— Task brief —
Among the lines below, how many carry the string "chance"? Reply with a number and nothing else.

— Input material —

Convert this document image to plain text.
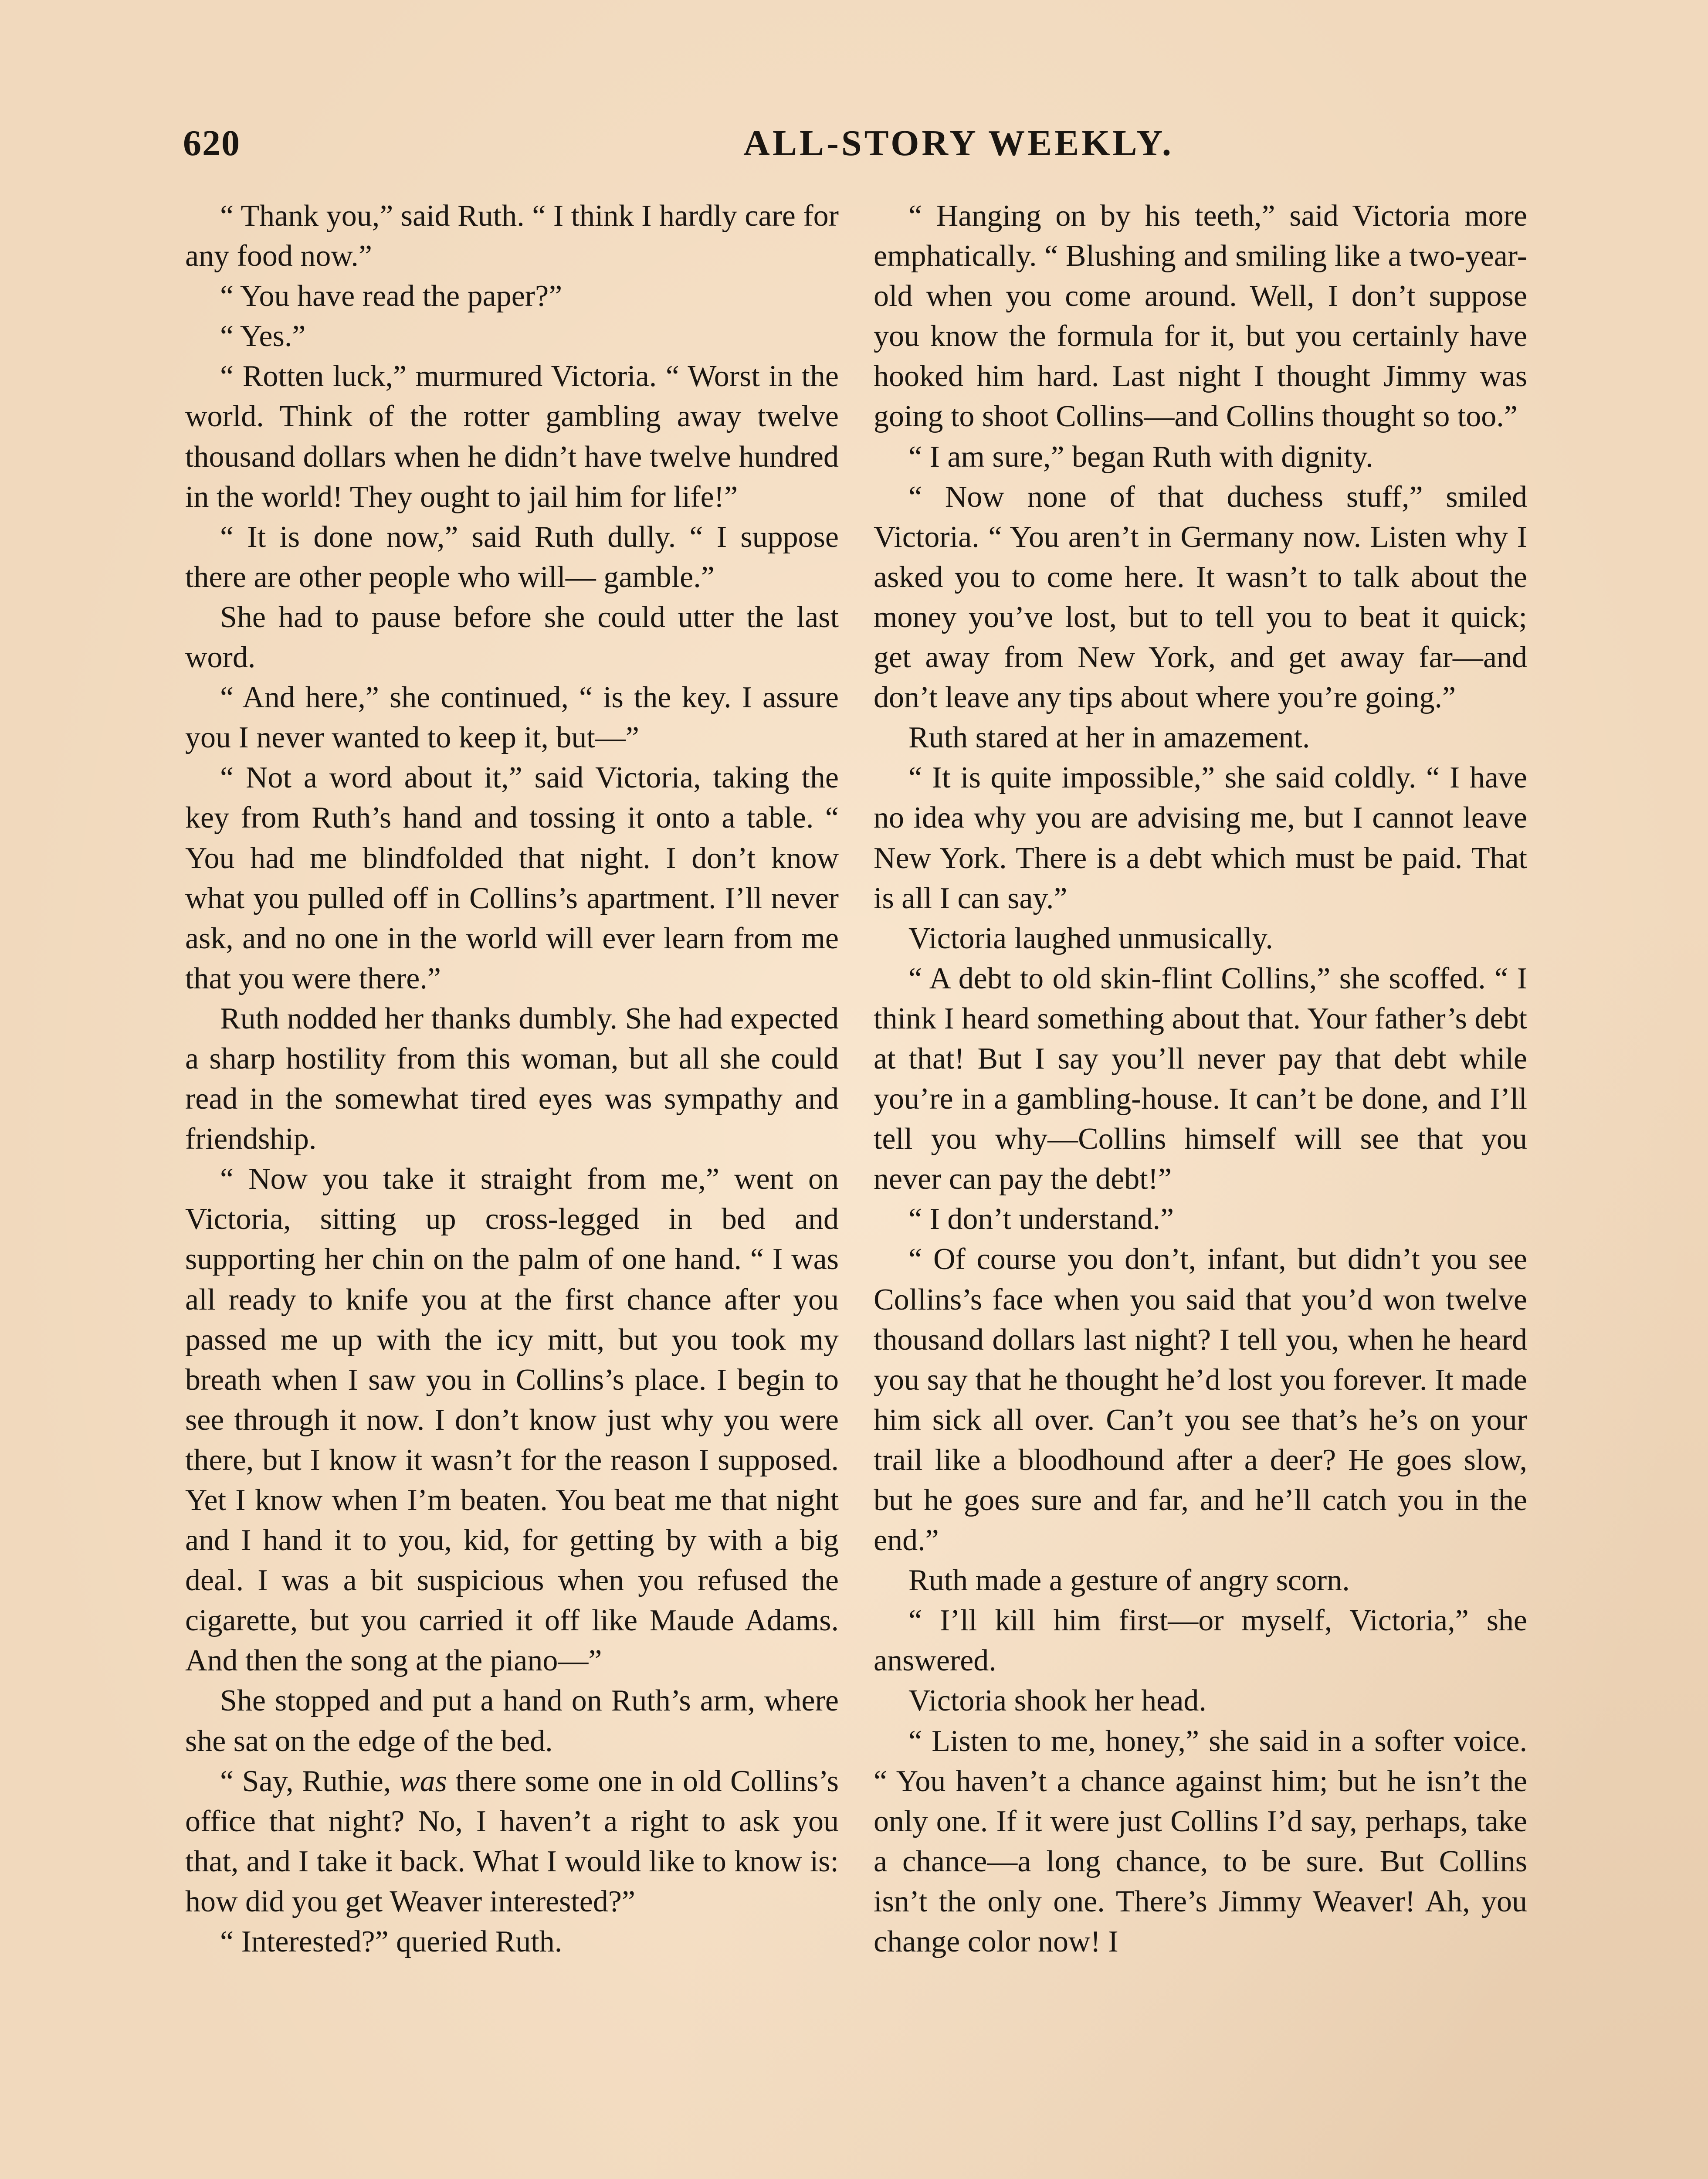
620	ALL-STORY WEEKLY.

“ Thank you,” said Ruth. “ I think I hardly care for any food now.”

“ You have read the paper?”

“ Yes.”

“ Rotten luck,” murmured Victoria. “ Worst in the world. Think of the rotter gambling away twelve thousand dollars when he didn’t have twelve hundred in the world! They ought to jail him for life!”

“ It is done now,” said Ruth dully. “ I suppose there are other people who will— gamble.”

She had to pause before she could utter the last word.

“ And here,” she continued, “ is the key. I assure you I never wanted to keep it, but—”

“ Not a word about it,” said Victoria, taking the key from Ruth’s hand and tossing it onto a table. “ You had me blindfolded that night. I don’t know what you pulled off in Collins’s apartment. I’ll never ask, and no one in the world will ever learn from me that you were there.”

Ruth nodded her thanks dumbly. She had expected a sharp hostility from this woman, but all she could read in the somewhat tired eyes was sympathy and friendship.

“ Now you take it straight from me,” went on Victoria, sitting up cross-legged in bed and supporting her chin on the palm of one hand. “ I was all ready to knife you at the first chance after you passed me up with the icy mitt, but you took my breath when I saw you in Collins’s place. I begin to see through it now. I don’t know just why you were there, but I know it wasn’t for the reason I supposed. Yet I know when I’m beaten. You beat me that night and I hand it to you, kid, for getting by with a big deal. I was a bit suspicious when you refused the cigarette, but you carried it off like Maude Adams. And then the song at the piano—”

She stopped and put a hand on Ruth’s arm, where she sat on the edge of the bed.

“ Say, Ruthie, was there some one in old Collins’s office that night? No, I haven’t a right to ask you that, and I take it back. What I would like to know is: how did you get Weaver interested?”

“ Interested?” queried Ruth.

“ Hanging on by his teeth,” said Victoria more emphatically. “ Blushing and smiling like a two-year-old when you come around. Well, I don’t suppose you know the formula for it, but you certainly have hooked him hard. Last night I thought Jimmy was going to shoot Collins—and Collins thought so too.”

“ I am sure,” began Ruth with dignity.

“ Now none of that duchess stuff,” smiled Victoria. “ You aren’t in Germany now. Listen why I asked you to come here. It wasn’t to talk about the money you’ve lost, but to tell you to beat it quick; get away from New York, and get away far—and don’t leave any tips about where you’re going.”

Ruth stared at her in amazement.

“ It is quite impossible,” she said coldly. “ I have no idea why you are advising me, but I cannot leave New York. There is a debt which must be paid. That is all I can say.”

Victoria laughed unmusically.

“ A debt to old skin-flint Collins,” she scoffed. “ I think I heard something about that. Your father’s debt at that! But I say you’ll never pay that debt while you’re in a gambling-house. It can’t be done, and I’ll tell you why—Collins himself will see that you never can pay the debt!”

“ I don’t understand.”

“ Of course you don’t, infant, but didn’t you see Collins’s face when you said that you’d won twelve thousand dollars last night? I tell you, when he heard you say that he thought he’d lost you forever. It made him sick all over. Can’t you see that’s he’s on your trail like a bloodhound after a deer? He goes slow, but he goes sure and far, and he’ll catch you in the end.”

Ruth made a gesture of angry scorn.

“ I’ll kill him first—or myself, Victoria,” she answered.

Victoria shook her head.

“ Listen to me, honey,” she said in a softer voice. “ You haven’t a chance against him; but he isn’t the only one. If it were just Collins I’d say, perhaps, take a chance—a long chance, to be sure. But Collins isn’t the only one. There’s Jimmy Weaver! Ah, you change color now! I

— Answer to the problem —
2